PROMPT =>
Copy out every line in which the string "image" occurs.

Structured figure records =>
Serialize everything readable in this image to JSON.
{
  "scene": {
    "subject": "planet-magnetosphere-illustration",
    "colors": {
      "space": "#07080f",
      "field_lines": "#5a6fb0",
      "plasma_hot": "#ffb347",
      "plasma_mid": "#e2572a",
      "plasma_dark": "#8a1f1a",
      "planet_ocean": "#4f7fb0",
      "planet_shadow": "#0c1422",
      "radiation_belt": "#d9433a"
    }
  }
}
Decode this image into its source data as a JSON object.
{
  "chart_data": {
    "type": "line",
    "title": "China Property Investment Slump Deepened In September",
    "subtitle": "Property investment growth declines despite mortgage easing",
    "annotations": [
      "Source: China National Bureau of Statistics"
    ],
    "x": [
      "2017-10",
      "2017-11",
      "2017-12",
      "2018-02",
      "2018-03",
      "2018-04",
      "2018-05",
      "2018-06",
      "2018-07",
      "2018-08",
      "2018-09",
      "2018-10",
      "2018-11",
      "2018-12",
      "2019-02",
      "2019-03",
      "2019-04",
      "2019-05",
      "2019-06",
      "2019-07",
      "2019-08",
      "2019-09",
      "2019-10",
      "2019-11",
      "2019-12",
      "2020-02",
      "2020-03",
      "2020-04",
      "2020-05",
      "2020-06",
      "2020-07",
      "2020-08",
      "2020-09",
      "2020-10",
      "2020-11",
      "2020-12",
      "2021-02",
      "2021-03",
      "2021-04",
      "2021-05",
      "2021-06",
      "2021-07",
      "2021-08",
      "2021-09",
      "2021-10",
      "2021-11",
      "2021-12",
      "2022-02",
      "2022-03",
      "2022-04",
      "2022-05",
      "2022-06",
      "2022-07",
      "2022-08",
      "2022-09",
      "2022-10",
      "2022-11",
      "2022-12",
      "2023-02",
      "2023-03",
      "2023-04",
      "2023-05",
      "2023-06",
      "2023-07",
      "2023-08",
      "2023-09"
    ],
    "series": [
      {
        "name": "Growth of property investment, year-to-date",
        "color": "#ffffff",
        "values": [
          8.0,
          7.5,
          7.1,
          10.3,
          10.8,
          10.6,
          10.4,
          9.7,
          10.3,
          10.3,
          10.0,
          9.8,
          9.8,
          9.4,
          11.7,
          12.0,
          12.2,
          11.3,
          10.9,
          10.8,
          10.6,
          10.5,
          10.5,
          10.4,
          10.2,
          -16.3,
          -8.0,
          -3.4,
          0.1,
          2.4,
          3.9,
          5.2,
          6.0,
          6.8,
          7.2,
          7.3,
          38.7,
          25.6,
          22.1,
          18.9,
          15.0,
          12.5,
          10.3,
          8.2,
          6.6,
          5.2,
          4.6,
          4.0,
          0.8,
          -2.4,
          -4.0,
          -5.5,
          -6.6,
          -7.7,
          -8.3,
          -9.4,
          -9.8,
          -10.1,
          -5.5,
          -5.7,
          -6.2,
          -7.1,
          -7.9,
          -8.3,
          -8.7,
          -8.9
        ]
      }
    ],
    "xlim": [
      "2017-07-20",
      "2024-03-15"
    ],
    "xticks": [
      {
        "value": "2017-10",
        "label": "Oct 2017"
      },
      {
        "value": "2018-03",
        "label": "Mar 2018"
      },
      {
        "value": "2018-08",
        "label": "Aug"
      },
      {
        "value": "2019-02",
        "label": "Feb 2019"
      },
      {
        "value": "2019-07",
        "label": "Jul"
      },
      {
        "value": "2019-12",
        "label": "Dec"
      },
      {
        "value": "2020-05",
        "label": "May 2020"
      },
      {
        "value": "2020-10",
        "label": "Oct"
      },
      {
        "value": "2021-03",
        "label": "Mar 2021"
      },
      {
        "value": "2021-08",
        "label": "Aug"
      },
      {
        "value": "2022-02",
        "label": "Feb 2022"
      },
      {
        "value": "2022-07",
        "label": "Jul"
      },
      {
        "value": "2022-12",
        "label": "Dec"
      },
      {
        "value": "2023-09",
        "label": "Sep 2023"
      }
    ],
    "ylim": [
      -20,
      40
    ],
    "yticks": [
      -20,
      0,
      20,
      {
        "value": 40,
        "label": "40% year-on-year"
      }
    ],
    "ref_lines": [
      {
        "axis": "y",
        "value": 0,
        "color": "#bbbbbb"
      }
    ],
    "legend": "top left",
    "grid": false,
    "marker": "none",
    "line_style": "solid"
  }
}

THE RESULT =>
Serialize everything readable in this image to JSON.
Decode this image into its source data as a JSON object.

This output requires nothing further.